::: INFORMATION PROVIDED

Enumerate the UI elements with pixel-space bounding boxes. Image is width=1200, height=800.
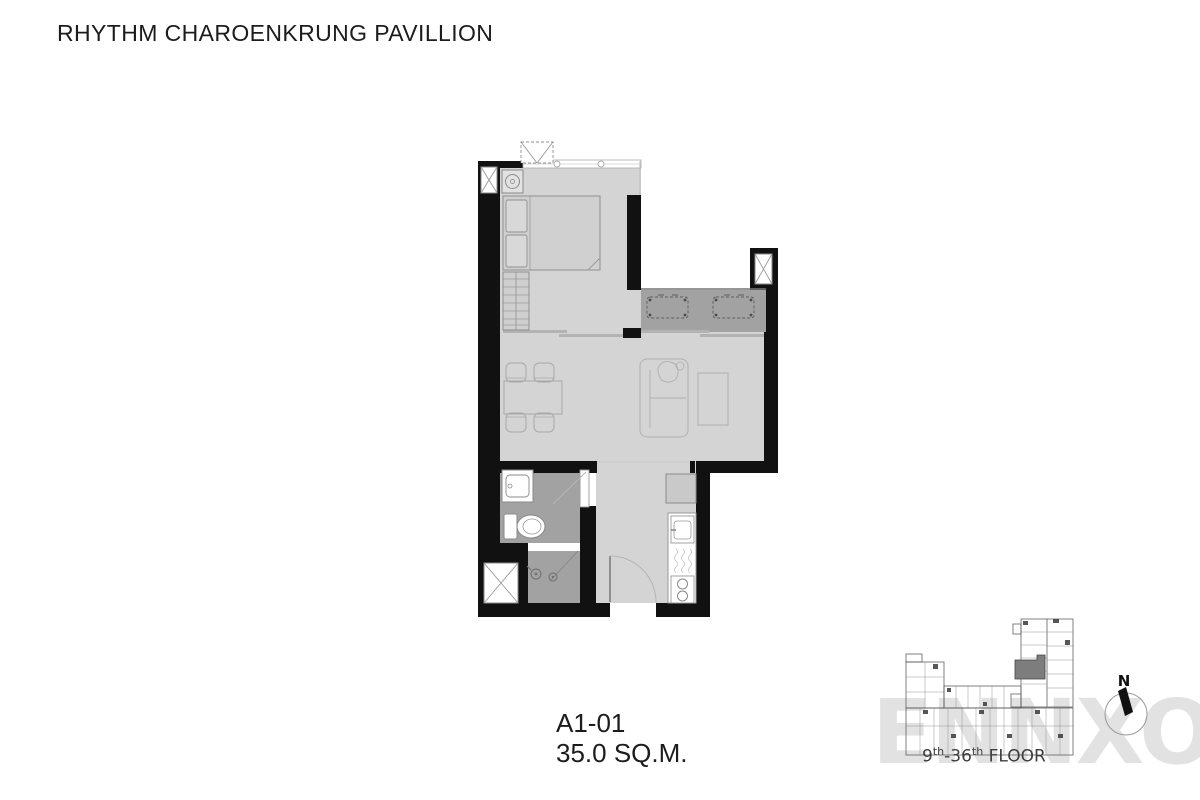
floorplan-canvas: N: [0, 0, 1200, 800]
bathroom-vanity: [502, 470, 533, 502]
floor-from-sup: th: [933, 745, 944, 758]
north-arrow: N: [1105, 672, 1147, 735]
wardrobe: [503, 272, 529, 330]
building-key-plan: [906, 619, 1073, 755]
floor-from: 9: [922, 747, 933, 767]
bed: [503, 196, 600, 270]
toilet: [504, 514, 545, 539]
floor-range-label: 9th-36th FLOOR: [922, 745, 1046, 767]
unit-floor-plan: [478, 142, 778, 617]
project-title: RHYTHM CHAROENKRUNG PAVILLION: [57, 20, 493, 47]
north-needle: [1118, 687, 1133, 716]
washing-machine-icon: [502, 170, 523, 193]
unit-label: A1-01 35.0 SQ.M.: [556, 708, 688, 768]
refrigerator: [666, 474, 696, 503]
floor-to-sup: th: [972, 745, 983, 758]
floor-to: -36: [944, 747, 972, 767]
kitchen-counter: [668, 513, 696, 603]
unit-area: 35.0 SQ.M.: [556, 738, 688, 768]
outdoor-ac-icon: [521, 142, 553, 163]
living-floor: [500, 332, 764, 461]
unit-code: A1-01: [556, 708, 688, 738]
north-label: N: [1118, 672, 1131, 690]
page: { "title": "RHYTHM CHAROENKRUNG PAVILLIO…: [0, 0, 1200, 800]
keyplan-highlighted-unit: [1015, 655, 1045, 679]
floor-word: FLOOR: [983, 747, 1046, 767]
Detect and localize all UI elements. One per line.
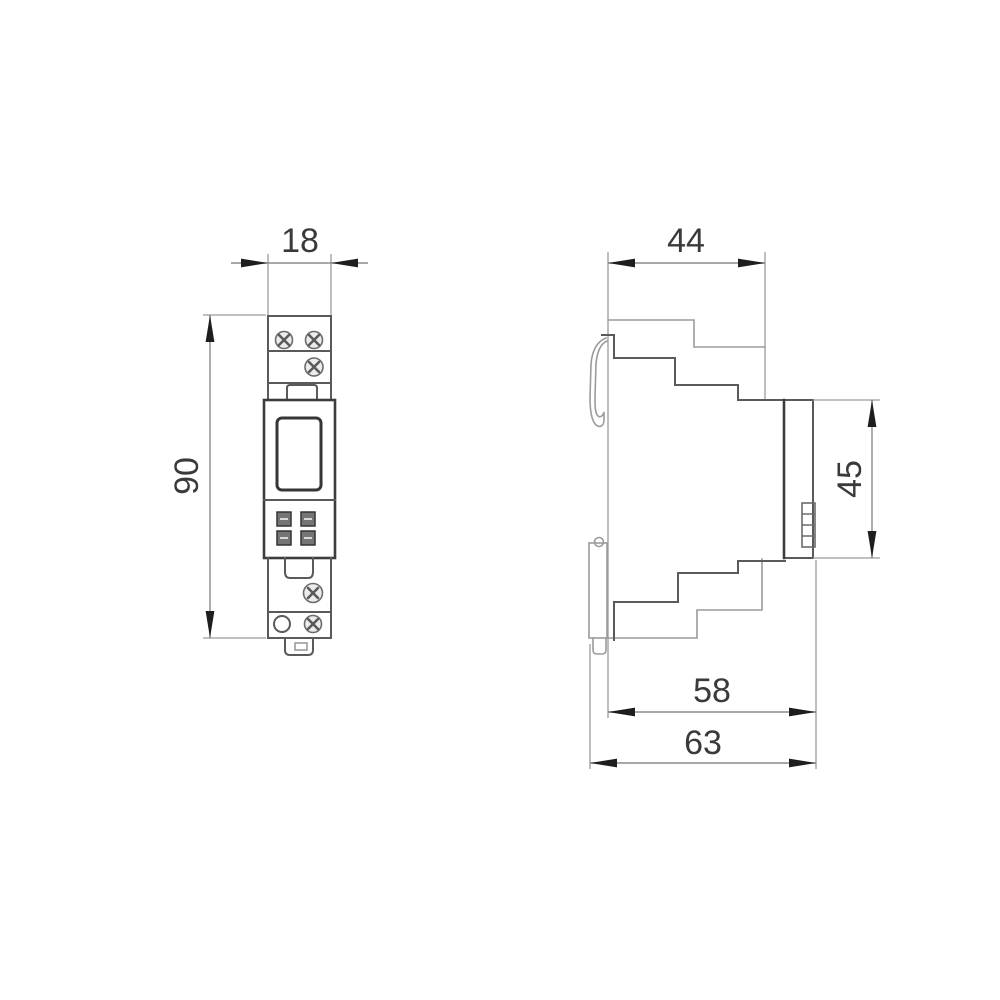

::::::

» WHAT YOU WILL DO
Rewrite the records above, replacing every occurrence of "UI elements" with "interface elements" and keeping everything else unchanged. Omit the pictures from your answer.

» REPLY
Enumerate the interface elements with pixel-space bounding boxes. Image is width=1200, height=800.
floorplan-canvas: N: [0, 0, 1200, 800]
bathroom-vanity: [502, 470, 533, 502]
floor-from-sup: th: [933, 745, 944, 758]
north-arrow: N: [1105, 672, 1147, 735]
wardrobe: [503, 272, 529, 330]
building-key-plan: [906, 619, 1073, 755]
floor-from: 9: [922, 747, 933, 767]
bed: [503, 196, 600, 270]
toilet: [504, 514, 545, 539]
floor-range-label: 9th-36th FLOOR: [922, 745, 1046, 767]
unit-floor-plan: [478, 142, 778, 617]
project-title: RHYTHM CHAROENKRUNG PAVILLION: [57, 20, 493, 47]
north-needle: [1118, 687, 1133, 716]
washing-machine-icon: [502, 170, 523, 193]
unit-label: A1-01 35.0 SQ.M.: [556, 708, 688, 768]
refrigerator: [666, 474, 696, 503]
floor-to-sup: th: [972, 745, 983, 758]
floor-to: -36: [944, 747, 972, 767]
kitchen-counter: [668, 513, 696, 603]
unit-area: 35.0 SQ.M.: [556, 738, 688, 768]
outdoor-ac-icon: [521, 142, 553, 163]
living-floor: [500, 332, 764, 461]
unit-code: A1-01: [556, 708, 688, 738]
north-label: N: [1118, 672, 1131, 690]
page: { "title": "RHYTHM CHAROENKRUNG PAVILLIO…: [0, 0, 1200, 800]
keyplan-highlighted-unit: [1015, 655, 1045, 679]
floor-word: FLOOR: [983, 747, 1046, 767]
Detect and localize all interface elements. One per line.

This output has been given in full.